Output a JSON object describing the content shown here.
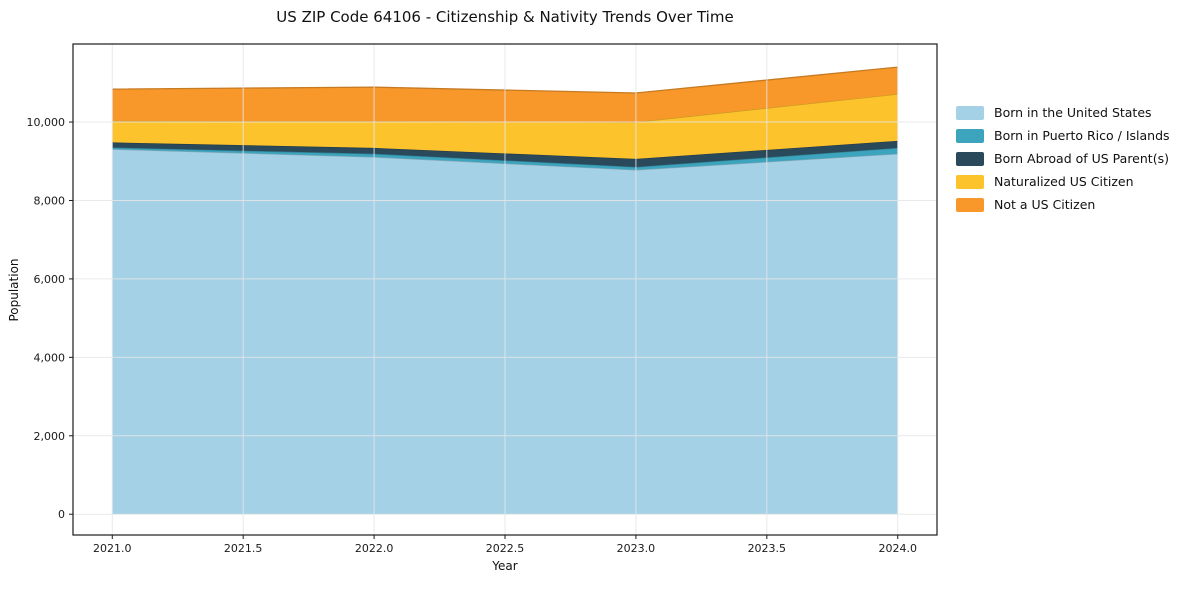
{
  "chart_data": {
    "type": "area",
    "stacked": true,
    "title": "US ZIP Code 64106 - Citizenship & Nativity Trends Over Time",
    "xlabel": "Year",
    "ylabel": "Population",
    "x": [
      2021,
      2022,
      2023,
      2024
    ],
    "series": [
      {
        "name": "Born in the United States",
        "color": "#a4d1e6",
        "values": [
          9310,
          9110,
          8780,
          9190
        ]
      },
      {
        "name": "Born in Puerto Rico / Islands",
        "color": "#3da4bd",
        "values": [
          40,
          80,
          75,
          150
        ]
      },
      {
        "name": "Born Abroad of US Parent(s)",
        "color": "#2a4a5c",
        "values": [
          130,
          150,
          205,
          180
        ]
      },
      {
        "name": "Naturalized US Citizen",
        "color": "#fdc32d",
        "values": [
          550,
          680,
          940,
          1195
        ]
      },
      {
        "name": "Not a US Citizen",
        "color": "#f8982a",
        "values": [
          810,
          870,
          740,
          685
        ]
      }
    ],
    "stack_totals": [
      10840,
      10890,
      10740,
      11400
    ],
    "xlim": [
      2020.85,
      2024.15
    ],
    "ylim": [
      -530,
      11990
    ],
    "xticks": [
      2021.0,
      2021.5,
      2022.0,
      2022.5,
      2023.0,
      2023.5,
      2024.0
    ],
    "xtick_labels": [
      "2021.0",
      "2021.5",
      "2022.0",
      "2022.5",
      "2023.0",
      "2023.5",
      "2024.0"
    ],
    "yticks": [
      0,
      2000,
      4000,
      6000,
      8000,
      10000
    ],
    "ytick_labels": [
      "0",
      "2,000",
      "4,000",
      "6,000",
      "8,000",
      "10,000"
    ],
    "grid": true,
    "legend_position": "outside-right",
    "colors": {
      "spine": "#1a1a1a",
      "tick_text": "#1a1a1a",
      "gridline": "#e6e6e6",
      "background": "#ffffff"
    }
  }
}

§

[Directive] Give the count of lines holding the word "Born", with no other words.

[Task answer] 3